### DATA
##########

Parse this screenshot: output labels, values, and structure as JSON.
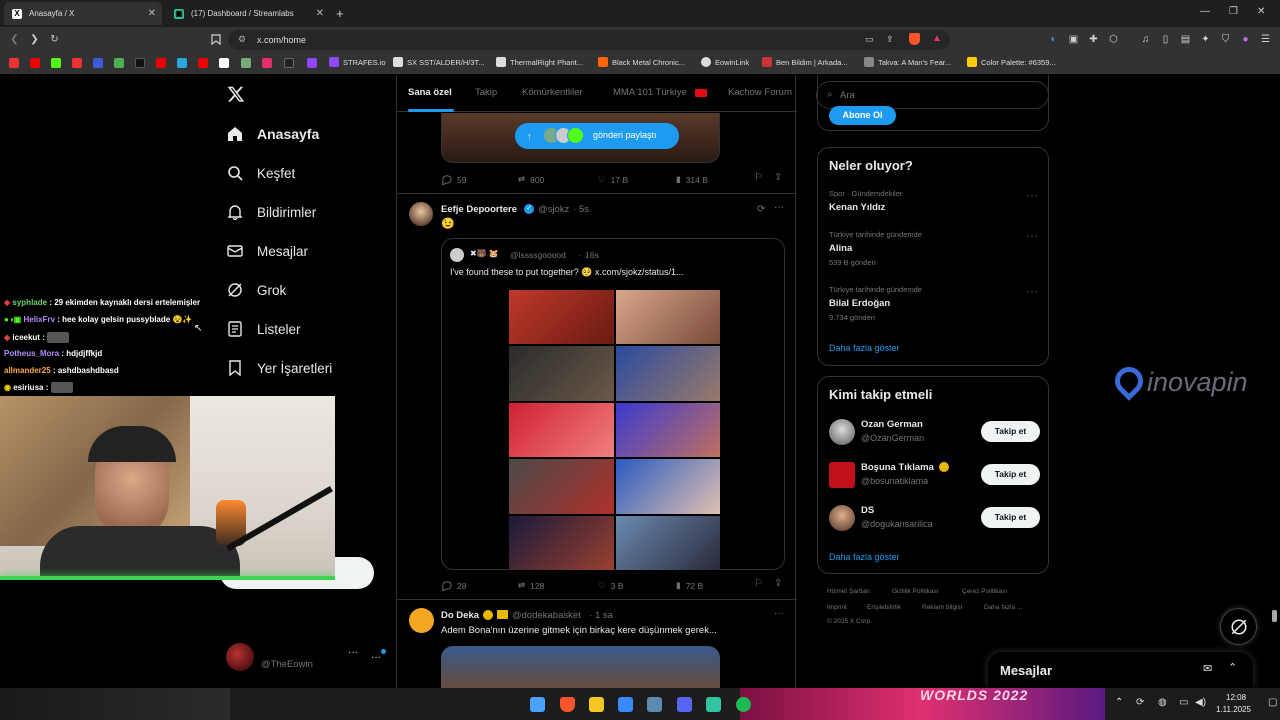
{
  "browser": {
    "tabs": [
      {
        "title": "Anasayfa / X",
        "icon": "x-logo-icon",
        "active": true
      },
      {
        "title": "(17) Dashboard / Streamlabs",
        "icon": "streamlabs-icon",
        "active": false
      }
    ],
    "url": "x.com/home",
    "bookmarks": [
      "STRAFES.io",
      "SX SST/ALDER/H/3T...",
      "ThermalRight Phant...",
      "Black Metal Chronic...",
      "EowinLink",
      "Ben Bildim | Arkada...",
      "Takva: A Man's Fear...",
      "Color Palette: #6359..."
    ]
  },
  "sidebar": {
    "logo": "x-logo-icon",
    "items": [
      {
        "label": "Anasayfa",
        "icon": "home-icon"
      },
      {
        "label": "Keşfet",
        "icon": "search-icon"
      },
      {
        "label": "Bildirimler",
        "icon": "bell-icon"
      },
      {
        "label": "Mesajlar",
        "icon": "mail-icon"
      },
      {
        "label": "Grok",
        "icon": "grok-icon"
      },
      {
        "label": "Listeler",
        "icon": "list-icon"
      },
      {
        "label": "Yer İşaretleri",
        "icon": "bookmark-icon"
      }
    ],
    "account_handle": "@TheEowin"
  },
  "feed": {
    "tabs": [
      "Sana özel",
      "Takip",
      "Kömürkentliler",
      "MMA 101 Türkiye",
      "Kachow Forum"
    ],
    "share_pill": "gönderi paylaştı",
    "post1_actions": {
      "replies": "59",
      "reposts": "800",
      "likes": "17 B",
      "views": "314 B"
    },
    "post2": {
      "name": "Eefje Depoortere",
      "handle": "@sjokz",
      "time": "5s",
      "emoji": "😉",
      "quote_handle": "@lssssgooood",
      "quote_time": "16s",
      "quote_text": "I've found these to put together? 🥺 x.com/sjokz/status/1...",
      "actions": {
        "replies": "28",
        "reposts": "128",
        "likes": "3 B",
        "views": "72 B"
      }
    },
    "post3": {
      "name": "Do Deka",
      "handle": "@dodekabasket",
      "time": "1 sa",
      "text": "Adem Bona'nın üzerine gitmek için birkaç kere düşünmek gerek..."
    }
  },
  "right": {
    "search_placeholder": "Ara",
    "subscribe_btn": "Abone Ol",
    "trends_title": "Neler oluyor?",
    "trends": [
      {
        "meta": "Spor · Gündemdekiler",
        "name": "Kenan Yıldız",
        "count": ""
      },
      {
        "meta": "Türkiye tarihinde gündemde",
        "name": "Alina",
        "count": "539 B gönderi"
      },
      {
        "meta": "Türkiye tarihinde gündemde",
        "name": "Bilal Erdoğan",
        "count": "9.734 gönderi"
      }
    ],
    "trends_more": "Daha fazla göster",
    "who_title": "Kimi takip etmeli",
    "who": [
      {
        "name": "Ozan German",
        "handle": "@OzanGerman"
      },
      {
        "name": "Boşuna Tıklama",
        "handle": "@bosunatiklama"
      },
      {
        "name": "DS",
        "handle": "@dogukansarilica"
      }
    ],
    "follow_label": "Takip et",
    "who_more": "Daha fazla göster",
    "footer": [
      "Hizmet Şartları",
      "Gizlilik Politikası",
      "Çerez Politikası",
      "Imprint",
      "Erişilebilirlik",
      "Reklam bilgisi",
      "Daha fazla ...",
      "© 2025 X Corp."
    ],
    "messages_label": "Mesajlar"
  },
  "overlay": {
    "chat": [
      {
        "user": "syphlade",
        "msg": ": 29 ekimden kaynaklı dersi ertelemişler",
        "color": "#6fd36f"
      },
      {
        "user": "HelixFrv",
        "msg": ": hee kolay gelsin pussyblade",
        "color": "#b58cff"
      },
      {
        "user": "iceekut",
        "msg": ":",
        "color": "#ffffff"
      },
      {
        "user": "Potheus_Mora",
        "msg": ": hdjdjffkjd",
        "color": "#b58cff"
      },
      {
        "user": "allmander25",
        "msg": ": ashdbashdbasd",
        "color": "#ffa94d"
      },
      {
        "user": "esiriusa",
        "msg": ":",
        "color": "#ffffff"
      }
    ],
    "watermark": "inovapin"
  },
  "taskbar": {
    "time": "12:08",
    "date": "1.11.2025",
    "banner_text": "WORLDS 2022"
  }
}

##########

### WHAT IS NEEDED
Write the entries above out in full, exactly, with no images.

### RESULT FOR THIS EXERCISE
Parse this screenshot: output labels, values, and structure as JSON.
{
  "browser": {
    "tabs": [
      {
        "title": "Anasayfa / X",
        "icon": "x-logo-icon",
        "active": true
      },
      {
        "title": "(17) Dashboard / Streamlabs",
        "icon": "streamlabs-icon",
        "active": false
      }
    ],
    "url": "x.com/home",
    "bookmarks": [
      "STRAFES.io",
      "SX SST/ALDER/H/3T...",
      "ThermalRight Phant...",
      "Black Metal Chronic...",
      "EowinLink",
      "Ben Bildim | Arkada...",
      "Takva: A Man's Fear...",
      "Color Palette: #6359..."
    ]
  },
  "sidebar": {
    "logo": "x-logo-icon",
    "items": [
      {
        "label": "Anasayfa",
        "icon": "home-icon"
      },
      {
        "label": "Keşfet",
        "icon": "search-icon"
      },
      {
        "label": "Bildirimler",
        "icon": "bell-icon"
      },
      {
        "label": "Mesajlar",
        "icon": "mail-icon"
      },
      {
        "label": "Grok",
        "icon": "grok-icon"
      },
      {
        "label": "Listeler",
        "icon": "list-icon"
      },
      {
        "label": "Yer İşaretleri",
        "icon": "bookmark-icon"
      }
    ],
    "account_handle": "@TheEowin"
  },
  "feed": {
    "tabs": [
      "Sana özel",
      "Takip",
      "Kömürkentliler",
      "MMA 101 Türkiye",
      "Kachow Forum"
    ],
    "share_pill": "gönderi paylaştı",
    "post1_actions": {
      "replies": "59",
      "reposts": "800",
      "likes": "17 B",
      "views": "314 B"
    },
    "post2": {
      "name": "Eefje Depoortere",
      "handle": "@sjokz",
      "time": "5s",
      "emoji": "😉",
      "quote_handle": "@lssssgooood",
      "quote_time": "16s",
      "quote_text": "I've found these to put together? 🥺 x.com/sjokz/status/1...",
      "actions": {
        "replies": "28",
        "reposts": "128",
        "likes": "3 B",
        "views": "72 B"
      }
    },
    "post3": {
      "name": "Do Deka",
      "handle": "@dodekabasket",
      "time": "1 sa",
      "text": "Adem Bona'nın üzerine gitmek için birkaç kere düşünmek gerek..."
    }
  },
  "right": {
    "search_placeholder": "Ara",
    "subscribe_btn": "Abone Ol",
    "trends_title": "Neler oluyor?",
    "trends": [
      {
        "meta": "Spor · Gündemdekiler",
        "name": "Kenan Yıldız",
        "count": ""
      },
      {
        "meta": "Türkiye tarihinde gündemde",
        "name": "Alina",
        "count": "539 B gönderi"
      },
      {
        "meta": "Türkiye tarihinde gündemde",
        "name": "Bilal Erdoğan",
        "count": "9.734 gönderi"
      }
    ],
    "trends_more": "Daha fazla göster",
    "who_title": "Kimi takip etmeli",
    "who": [
      {
        "name": "Ozan German",
        "handle": "@OzanGerman"
      },
      {
        "name": "Boşuna Tıklama",
        "handle": "@bosunatiklama"
      },
      {
        "name": "DS",
        "handle": "@dogukansarilica"
      }
    ],
    "follow_label": "Takip et",
    "who_more": "Daha fazla göster",
    "footer": [
      "Hizmet Şartları",
      "Gizlilik Politikası",
      "Çerez Politikası",
      "Imprint",
      "Erişilebilirlik",
      "Reklam bilgisi",
      "Daha fazla ...",
      "© 2025 X Corp."
    ],
    "messages_label": "Mesajlar"
  },
  "overlay": {
    "chat": [
      {
        "user": "syphlade",
        "msg": ": 29 ekimden kaynaklı dersi ertelemişler",
        "color": "#6fd36f"
      },
      {
        "user": "HelixFrv",
        "msg": ": hee kolay gelsin pussyblade",
        "color": "#b58cff"
      },
      {
        "user": "iceekut",
        "msg": ":",
        "color": "#ffffff"
      },
      {
        "user": "Potheus_Mora",
        "msg": ": hdjdjffkjd",
        "color": "#b58cff"
      },
      {
        "user": "allmander25",
        "msg": ": ashdbashdbasd",
        "color": "#ffa94d"
      },
      {
        "user": "esiriusa",
        "msg": ":",
        "color": "#ffffff"
      }
    ],
    "watermark": "inovapin"
  },
  "taskbar": {
    "time": "12:08",
    "date": "1.11.2025",
    "banner_text": "WORLDS 2022"
  }
}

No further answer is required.